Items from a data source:
▼

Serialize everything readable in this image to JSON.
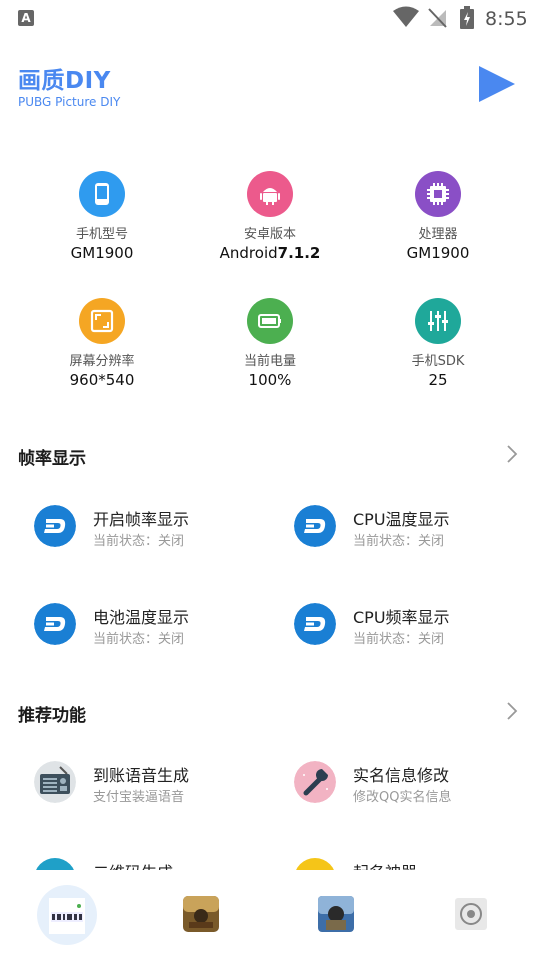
{
  "status_bar": {
    "time": "8:55",
    "notification_letter": "A"
  },
  "header": {
    "title": "画质DIY",
    "subtitle": "PUBG Picture DIY"
  },
  "device_info": [
    {
      "label": "手机型号",
      "value": "GM1900",
      "icon": "phone-icon",
      "color": "#2f9bef"
    },
    {
      "label": "安卓版本",
      "value_prefix": "Android",
      "value_bold": "7.1.2",
      "icon": "android-icon",
      "color": "#ec5a8c"
    },
    {
      "label": "处理器",
      "value": "GM1900",
      "icon": "cpu-icon",
      "color": "#8a4fc6"
    },
    {
      "label": "屏幕分辨率",
      "value": "960*540",
      "icon": "screen-icon",
      "color": "#f5a623"
    },
    {
      "label": "当前电量",
      "value": "100%",
      "icon": "battery-icon",
      "color": "#4caf50"
    },
    {
      "label": "手机SDK",
      "value": "25",
      "icon": "sliders-icon",
      "color": "#1fa89a"
    }
  ],
  "sections": {
    "fps": {
      "title": "帧率显示",
      "items": [
        {
          "title": "开启帧率显示",
          "subtitle": "当前状态：关闭"
        },
        {
          "title": "CPU温度显示",
          "subtitle": "当前状态：关闭"
        },
        {
          "title": "电池温度显示",
          "subtitle": "当前状态：关闭"
        },
        {
          "title": "CPU频率显示",
          "subtitle": "当前状态：关闭"
        }
      ]
    },
    "recommended": {
      "title": "推荐功能",
      "items": [
        {
          "title": "到账语音生成",
          "subtitle": "支付宝装逼语音"
        },
        {
          "title": "实名信息修改",
          "subtitle": "修改QQ实名信息"
        },
        {
          "title": "二维码生成",
          "subtitle": ""
        },
        {
          "title": "起名神器",
          "subtitle": ""
        }
      ]
    }
  },
  "colors": {
    "accent": "#4a88f0",
    "dash_blue": "#1a7fd4"
  }
}
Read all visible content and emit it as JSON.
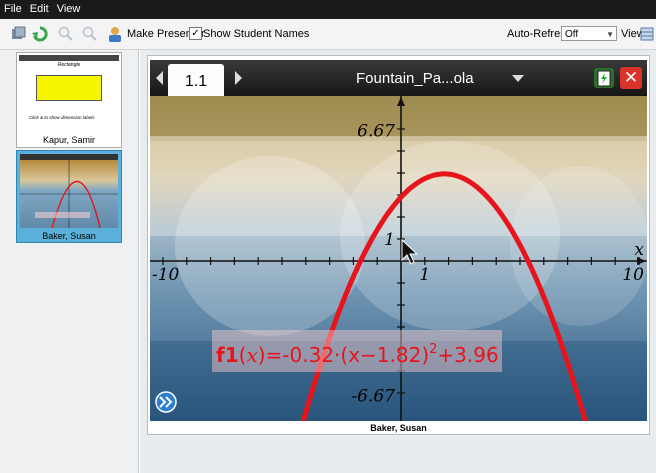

▲

*EXERCISE AIM*: Retype the records exactly. Any image in them should not appear in what you write.

*EXERCISE SOLUTION*:
Serialize everything readable in this image to JSON.
{
  "status_bar": {
    "time": "8:55",
    "notification_letter": "A"
  },
  "header": {
    "title": "画质DIY",
    "subtitle": "PUBG Picture DIY"
  },
  "device_info": [
    {
      "label": "手机型号",
      "value": "GM1900",
      "icon": "phone-icon",
      "color": "#2f9bef"
    },
    {
      "label": "安卓版本",
      "value_prefix": "Android",
      "value_bold": "7.1.2",
      "icon": "android-icon",
      "color": "#ec5a8c"
    },
    {
      "label": "处理器",
      "value": "GM1900",
      "icon": "cpu-icon",
      "color": "#8a4fc6"
    },
    {
      "label": "屏幕分辨率",
      "value": "960*540",
      "icon": "screen-icon",
      "color": "#f5a623"
    },
    {
      "label": "当前电量",
      "value": "100%",
      "icon": "battery-icon",
      "color": "#4caf50"
    },
    {
      "label": "手机SDK",
      "value": "25",
      "icon": "sliders-icon",
      "color": "#1fa89a"
    }
  ],
  "sections": {
    "fps": {
      "title": "帧率显示",
      "items": [
        {
          "title": "开启帧率显示",
          "subtitle": "当前状态：关闭"
        },
        {
          "title": "CPU温度显示",
          "subtitle": "当前状态：关闭"
        },
        {
          "title": "电池温度显示",
          "subtitle": "当前状态：关闭"
        },
        {
          "title": "CPU频率显示",
          "subtitle": "当前状态：关闭"
        }
      ]
    },
    "recommended": {
      "title": "推荐功能",
      "items": [
        {
          "title": "到账语音生成",
          "subtitle": "支付宝装逼语音"
        },
        {
          "title": "实名信息修改",
          "subtitle": "修改QQ实名信息"
        },
        {
          "title": "二维码生成",
          "subtitle": ""
        },
        {
          "title": "起名神器",
          "subtitle": ""
        }
      ]
    }
  },
  "colors": {
    "accent": "#4a88f0",
    "dash_blue": "#1a7fd4"
  }
}
Read all visible content and emit it as JSON.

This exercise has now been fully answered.